___ Input rows ___

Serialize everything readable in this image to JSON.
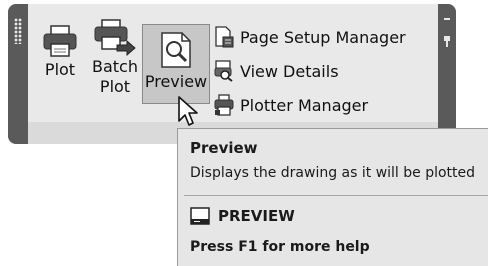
{
  "panel": {
    "buttons": [
      {
        "label_line1": "Plot",
        "icon": "printer-icon"
      },
      {
        "label_line1": "Batch",
        "label_line2": "Plot",
        "icon": "batch-plot-icon"
      },
      {
        "label_line1": "Preview",
        "icon": "preview-icon",
        "state": "hovered"
      }
    ],
    "small_items": [
      {
        "label": "Page Setup Manager",
        "icon": "page-setup-icon"
      },
      {
        "label": "View Details",
        "icon": "view-details-icon"
      },
      {
        "label": "Plotter Manager",
        "icon": "plotter-manager-icon"
      }
    ]
  },
  "tooltip": {
    "title": "Preview",
    "description": "Displays the drawing as it will be plotted",
    "command": "PREVIEW",
    "help": "Press F1 for more help"
  },
  "colors": {
    "panel_bg": "#e9e9e9",
    "frame": "#5a5a5a",
    "hover_bg": "#c7c7c7",
    "tooltip_bg": "#e6e6e6"
  }
}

___

Select every line above that contains the word "icon", and copy it.

• **The solution**:
        "icon": "printer-icon"
        "icon": "batch-plot-icon"
        "icon": "preview-icon",
        "icon": "page-setup-icon"
        "icon": "view-details-icon"
        "icon": "plotter-manager-icon"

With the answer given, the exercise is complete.